Problem statement
Gather all lines in the data that hold the string "Colonies".

Collected data
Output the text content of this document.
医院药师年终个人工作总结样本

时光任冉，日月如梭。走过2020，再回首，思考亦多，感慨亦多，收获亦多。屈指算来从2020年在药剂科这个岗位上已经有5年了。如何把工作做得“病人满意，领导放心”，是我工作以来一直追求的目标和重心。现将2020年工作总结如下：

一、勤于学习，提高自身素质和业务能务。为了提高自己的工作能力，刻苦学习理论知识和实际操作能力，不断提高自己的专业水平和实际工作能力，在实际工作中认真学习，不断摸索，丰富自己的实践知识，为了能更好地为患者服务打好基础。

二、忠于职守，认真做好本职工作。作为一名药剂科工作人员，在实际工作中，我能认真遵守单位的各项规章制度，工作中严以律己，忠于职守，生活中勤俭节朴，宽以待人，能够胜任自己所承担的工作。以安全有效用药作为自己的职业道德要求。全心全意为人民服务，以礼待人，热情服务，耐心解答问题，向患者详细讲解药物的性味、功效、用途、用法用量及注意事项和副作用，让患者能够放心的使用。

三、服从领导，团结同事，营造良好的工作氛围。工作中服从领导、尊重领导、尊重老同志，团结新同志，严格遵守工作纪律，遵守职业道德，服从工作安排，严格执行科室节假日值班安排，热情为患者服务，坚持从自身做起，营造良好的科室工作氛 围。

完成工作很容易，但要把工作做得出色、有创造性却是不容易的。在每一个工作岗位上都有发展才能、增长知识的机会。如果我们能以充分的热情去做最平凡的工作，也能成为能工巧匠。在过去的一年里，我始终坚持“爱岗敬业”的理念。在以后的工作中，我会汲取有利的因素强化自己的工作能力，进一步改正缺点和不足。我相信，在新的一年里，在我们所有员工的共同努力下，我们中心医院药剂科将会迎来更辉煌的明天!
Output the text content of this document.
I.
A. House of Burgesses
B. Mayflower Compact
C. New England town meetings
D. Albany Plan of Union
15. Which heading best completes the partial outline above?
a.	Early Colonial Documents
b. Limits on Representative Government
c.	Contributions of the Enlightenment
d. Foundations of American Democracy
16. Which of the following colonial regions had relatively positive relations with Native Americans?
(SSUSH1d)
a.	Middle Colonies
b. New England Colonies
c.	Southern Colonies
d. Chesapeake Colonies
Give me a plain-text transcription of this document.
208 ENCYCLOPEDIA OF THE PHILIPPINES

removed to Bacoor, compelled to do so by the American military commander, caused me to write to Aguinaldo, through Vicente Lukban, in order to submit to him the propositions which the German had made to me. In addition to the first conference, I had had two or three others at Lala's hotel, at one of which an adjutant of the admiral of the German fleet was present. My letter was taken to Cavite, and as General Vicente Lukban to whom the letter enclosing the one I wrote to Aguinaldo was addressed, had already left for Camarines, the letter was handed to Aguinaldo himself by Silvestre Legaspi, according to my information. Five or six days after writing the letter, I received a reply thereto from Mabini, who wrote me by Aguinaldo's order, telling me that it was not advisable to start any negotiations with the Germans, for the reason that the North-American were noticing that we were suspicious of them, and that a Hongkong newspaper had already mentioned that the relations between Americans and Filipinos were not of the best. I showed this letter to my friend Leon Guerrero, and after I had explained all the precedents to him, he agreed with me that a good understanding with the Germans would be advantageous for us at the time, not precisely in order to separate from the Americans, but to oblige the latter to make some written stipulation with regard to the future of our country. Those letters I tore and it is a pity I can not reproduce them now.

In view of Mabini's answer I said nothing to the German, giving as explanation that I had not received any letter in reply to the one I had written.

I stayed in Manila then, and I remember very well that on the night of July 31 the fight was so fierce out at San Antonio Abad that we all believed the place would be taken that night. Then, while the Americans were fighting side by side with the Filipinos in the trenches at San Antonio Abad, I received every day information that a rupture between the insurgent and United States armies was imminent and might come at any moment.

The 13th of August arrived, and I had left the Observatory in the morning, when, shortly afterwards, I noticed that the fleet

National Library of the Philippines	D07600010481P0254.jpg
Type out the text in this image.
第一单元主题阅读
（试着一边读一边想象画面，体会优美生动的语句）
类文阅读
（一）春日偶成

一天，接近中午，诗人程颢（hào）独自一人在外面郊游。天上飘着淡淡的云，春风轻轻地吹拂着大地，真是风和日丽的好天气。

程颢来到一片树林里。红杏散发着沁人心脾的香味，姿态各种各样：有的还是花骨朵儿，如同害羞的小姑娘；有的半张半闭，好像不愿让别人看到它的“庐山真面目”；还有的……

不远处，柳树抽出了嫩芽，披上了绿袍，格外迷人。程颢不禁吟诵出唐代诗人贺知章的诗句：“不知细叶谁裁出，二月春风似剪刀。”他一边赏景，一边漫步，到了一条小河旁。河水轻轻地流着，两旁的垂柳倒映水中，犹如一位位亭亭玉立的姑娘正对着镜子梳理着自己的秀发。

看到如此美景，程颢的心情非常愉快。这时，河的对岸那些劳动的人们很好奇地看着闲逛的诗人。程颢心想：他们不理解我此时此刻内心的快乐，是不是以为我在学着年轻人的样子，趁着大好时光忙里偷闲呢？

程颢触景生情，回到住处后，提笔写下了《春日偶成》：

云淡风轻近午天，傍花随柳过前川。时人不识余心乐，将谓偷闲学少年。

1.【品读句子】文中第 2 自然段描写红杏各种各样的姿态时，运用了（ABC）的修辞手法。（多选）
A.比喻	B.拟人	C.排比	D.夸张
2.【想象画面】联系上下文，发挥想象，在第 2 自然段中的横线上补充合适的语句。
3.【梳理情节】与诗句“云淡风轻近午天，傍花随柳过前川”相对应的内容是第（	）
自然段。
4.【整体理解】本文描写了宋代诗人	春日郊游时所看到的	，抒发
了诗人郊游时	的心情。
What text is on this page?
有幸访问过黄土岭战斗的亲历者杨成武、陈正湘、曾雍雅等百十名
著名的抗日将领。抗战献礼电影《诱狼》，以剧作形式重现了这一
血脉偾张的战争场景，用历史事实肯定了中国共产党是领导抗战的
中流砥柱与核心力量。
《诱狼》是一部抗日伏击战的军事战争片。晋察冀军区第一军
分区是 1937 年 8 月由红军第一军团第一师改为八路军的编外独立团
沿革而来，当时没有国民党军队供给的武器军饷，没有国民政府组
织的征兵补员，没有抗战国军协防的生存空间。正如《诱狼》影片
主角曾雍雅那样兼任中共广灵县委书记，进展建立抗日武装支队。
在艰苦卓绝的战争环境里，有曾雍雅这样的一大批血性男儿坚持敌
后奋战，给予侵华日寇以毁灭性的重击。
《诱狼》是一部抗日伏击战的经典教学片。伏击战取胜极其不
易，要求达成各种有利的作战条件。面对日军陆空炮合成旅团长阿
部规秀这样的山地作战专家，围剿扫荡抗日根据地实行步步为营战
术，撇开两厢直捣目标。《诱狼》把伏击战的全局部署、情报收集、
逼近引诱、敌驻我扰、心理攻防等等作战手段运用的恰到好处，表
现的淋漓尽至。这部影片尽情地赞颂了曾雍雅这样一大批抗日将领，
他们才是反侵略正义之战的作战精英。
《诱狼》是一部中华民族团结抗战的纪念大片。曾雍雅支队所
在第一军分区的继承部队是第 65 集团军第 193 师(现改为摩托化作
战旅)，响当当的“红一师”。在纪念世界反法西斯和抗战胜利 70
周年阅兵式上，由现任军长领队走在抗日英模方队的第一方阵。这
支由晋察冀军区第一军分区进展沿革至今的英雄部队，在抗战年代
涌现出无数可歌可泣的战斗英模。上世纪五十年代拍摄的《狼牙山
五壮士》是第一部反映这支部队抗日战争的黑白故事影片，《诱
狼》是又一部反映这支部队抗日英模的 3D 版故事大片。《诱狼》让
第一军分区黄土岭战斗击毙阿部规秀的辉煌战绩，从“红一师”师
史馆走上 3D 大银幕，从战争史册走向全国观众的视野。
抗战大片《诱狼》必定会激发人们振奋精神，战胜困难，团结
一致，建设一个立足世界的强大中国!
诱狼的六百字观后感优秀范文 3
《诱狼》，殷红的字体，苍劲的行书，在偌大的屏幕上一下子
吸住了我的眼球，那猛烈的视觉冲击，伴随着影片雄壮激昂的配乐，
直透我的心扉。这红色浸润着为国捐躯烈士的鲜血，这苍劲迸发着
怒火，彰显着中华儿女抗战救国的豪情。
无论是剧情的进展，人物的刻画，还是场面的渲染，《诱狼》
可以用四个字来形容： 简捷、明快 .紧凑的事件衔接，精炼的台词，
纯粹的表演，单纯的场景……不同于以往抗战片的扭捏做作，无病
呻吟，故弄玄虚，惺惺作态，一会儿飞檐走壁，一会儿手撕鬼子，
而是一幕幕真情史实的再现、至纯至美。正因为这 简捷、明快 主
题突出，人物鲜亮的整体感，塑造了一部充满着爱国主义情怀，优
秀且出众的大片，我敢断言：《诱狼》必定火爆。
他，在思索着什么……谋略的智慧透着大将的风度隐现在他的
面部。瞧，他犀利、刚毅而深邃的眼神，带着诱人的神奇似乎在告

Answer in full
a.	Middle Colonies
b. New England Colonies
c.	Southern Colonies
d. Chesapeake Colonies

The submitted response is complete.